# Problem to solve
Among the lines below, list those containing the string "structure".

# Extracted records
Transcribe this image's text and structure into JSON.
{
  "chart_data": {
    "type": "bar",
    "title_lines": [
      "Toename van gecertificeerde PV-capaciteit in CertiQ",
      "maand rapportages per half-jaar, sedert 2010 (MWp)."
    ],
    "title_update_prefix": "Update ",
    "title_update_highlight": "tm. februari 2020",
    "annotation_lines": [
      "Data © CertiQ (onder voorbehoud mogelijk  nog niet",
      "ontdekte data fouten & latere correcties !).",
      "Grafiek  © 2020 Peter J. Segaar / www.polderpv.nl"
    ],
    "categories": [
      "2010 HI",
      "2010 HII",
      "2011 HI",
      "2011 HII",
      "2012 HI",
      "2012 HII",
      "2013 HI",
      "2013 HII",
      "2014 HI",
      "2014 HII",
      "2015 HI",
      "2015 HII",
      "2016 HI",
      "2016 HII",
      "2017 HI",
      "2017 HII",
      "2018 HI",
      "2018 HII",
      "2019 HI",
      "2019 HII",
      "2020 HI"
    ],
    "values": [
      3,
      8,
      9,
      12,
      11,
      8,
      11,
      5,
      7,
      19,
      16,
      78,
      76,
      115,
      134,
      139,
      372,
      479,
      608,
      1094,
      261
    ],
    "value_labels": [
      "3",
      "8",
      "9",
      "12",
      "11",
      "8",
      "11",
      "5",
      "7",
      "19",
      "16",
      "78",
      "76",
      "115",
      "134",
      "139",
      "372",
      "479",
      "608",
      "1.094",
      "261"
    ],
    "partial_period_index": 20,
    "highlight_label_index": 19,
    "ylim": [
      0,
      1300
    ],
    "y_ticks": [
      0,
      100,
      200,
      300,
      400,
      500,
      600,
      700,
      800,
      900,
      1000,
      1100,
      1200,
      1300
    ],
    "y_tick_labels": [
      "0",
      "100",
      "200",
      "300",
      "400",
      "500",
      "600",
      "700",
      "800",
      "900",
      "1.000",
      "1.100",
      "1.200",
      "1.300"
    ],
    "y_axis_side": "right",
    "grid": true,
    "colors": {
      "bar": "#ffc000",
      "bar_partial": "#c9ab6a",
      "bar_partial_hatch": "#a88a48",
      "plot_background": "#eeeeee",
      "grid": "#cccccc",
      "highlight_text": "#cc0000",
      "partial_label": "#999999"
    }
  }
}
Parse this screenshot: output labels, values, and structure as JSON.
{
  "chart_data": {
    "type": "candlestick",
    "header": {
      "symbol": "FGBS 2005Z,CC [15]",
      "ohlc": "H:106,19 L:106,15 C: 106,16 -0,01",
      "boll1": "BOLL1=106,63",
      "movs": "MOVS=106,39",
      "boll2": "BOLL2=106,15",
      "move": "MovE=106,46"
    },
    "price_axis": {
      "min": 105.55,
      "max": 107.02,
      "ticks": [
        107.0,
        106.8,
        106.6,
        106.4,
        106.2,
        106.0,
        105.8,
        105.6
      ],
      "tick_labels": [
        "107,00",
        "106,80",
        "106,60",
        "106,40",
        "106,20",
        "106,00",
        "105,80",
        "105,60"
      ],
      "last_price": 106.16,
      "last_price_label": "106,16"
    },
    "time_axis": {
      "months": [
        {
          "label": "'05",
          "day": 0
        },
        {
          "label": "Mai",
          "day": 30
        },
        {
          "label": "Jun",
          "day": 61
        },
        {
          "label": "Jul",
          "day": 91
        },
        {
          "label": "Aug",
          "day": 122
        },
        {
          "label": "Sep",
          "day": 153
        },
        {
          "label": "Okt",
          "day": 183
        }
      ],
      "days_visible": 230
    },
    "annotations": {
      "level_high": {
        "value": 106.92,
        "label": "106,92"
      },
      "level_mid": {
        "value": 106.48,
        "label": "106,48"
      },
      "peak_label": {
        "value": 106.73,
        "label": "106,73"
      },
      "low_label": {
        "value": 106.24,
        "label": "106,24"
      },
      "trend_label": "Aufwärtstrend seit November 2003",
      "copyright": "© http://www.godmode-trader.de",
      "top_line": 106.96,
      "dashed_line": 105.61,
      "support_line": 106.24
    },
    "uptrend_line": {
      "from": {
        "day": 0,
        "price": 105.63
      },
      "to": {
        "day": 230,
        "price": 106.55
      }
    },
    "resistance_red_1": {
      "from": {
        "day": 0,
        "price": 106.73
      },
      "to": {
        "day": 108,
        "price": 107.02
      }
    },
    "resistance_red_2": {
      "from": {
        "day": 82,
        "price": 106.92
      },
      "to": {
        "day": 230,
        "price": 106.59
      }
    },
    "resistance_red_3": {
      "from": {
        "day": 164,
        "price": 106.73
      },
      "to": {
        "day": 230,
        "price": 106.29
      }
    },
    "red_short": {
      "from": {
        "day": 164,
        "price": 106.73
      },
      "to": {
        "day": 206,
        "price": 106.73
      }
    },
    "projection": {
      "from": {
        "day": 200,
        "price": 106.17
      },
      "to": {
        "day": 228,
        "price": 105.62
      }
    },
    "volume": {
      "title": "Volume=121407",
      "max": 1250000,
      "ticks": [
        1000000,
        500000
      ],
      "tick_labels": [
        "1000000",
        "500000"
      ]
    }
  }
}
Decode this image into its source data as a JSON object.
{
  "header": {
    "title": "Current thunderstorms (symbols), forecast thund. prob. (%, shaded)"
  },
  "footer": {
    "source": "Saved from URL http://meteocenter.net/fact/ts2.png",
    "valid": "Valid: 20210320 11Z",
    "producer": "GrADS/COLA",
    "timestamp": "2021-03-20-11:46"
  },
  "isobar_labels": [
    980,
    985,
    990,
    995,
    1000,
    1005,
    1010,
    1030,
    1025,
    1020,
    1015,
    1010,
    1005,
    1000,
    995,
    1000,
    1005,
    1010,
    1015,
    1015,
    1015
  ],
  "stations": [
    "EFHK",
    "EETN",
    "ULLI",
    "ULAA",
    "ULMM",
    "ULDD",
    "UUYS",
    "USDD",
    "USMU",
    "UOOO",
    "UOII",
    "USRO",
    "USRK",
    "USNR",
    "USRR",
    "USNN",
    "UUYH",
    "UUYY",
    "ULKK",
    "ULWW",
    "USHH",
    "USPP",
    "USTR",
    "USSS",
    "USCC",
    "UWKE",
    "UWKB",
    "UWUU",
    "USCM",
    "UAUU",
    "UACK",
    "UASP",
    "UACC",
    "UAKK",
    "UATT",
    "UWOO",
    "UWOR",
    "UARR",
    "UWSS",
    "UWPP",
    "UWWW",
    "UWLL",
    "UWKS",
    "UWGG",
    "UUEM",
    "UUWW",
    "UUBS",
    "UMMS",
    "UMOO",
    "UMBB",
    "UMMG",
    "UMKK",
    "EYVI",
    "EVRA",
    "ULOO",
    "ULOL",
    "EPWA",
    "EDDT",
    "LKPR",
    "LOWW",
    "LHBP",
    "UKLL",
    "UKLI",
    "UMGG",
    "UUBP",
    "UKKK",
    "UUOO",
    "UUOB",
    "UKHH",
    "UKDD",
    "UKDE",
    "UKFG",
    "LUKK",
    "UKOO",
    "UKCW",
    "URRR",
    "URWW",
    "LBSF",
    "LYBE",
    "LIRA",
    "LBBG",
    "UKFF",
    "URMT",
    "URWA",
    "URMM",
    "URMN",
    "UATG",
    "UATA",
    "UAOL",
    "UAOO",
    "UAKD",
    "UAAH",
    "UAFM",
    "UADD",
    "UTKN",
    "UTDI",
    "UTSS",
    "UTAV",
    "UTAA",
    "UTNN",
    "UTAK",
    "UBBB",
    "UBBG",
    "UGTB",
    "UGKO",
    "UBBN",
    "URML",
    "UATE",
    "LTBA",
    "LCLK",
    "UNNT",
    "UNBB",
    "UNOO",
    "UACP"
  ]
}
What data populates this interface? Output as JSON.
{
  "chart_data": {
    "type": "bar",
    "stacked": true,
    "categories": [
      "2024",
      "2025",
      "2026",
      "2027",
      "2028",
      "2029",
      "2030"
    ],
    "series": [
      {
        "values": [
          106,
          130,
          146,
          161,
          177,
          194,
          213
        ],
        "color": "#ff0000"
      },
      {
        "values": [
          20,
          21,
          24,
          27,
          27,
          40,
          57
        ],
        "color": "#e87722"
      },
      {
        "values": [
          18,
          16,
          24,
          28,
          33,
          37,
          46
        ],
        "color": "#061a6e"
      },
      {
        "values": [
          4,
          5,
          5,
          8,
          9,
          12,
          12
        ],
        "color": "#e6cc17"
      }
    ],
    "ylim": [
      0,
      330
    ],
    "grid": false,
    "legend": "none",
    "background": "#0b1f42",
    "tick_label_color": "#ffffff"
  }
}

# Answer to this exercise
Transcribe this image's text and structure into JSON.
Parse this screenshot: output labels, values, and structure as JSON.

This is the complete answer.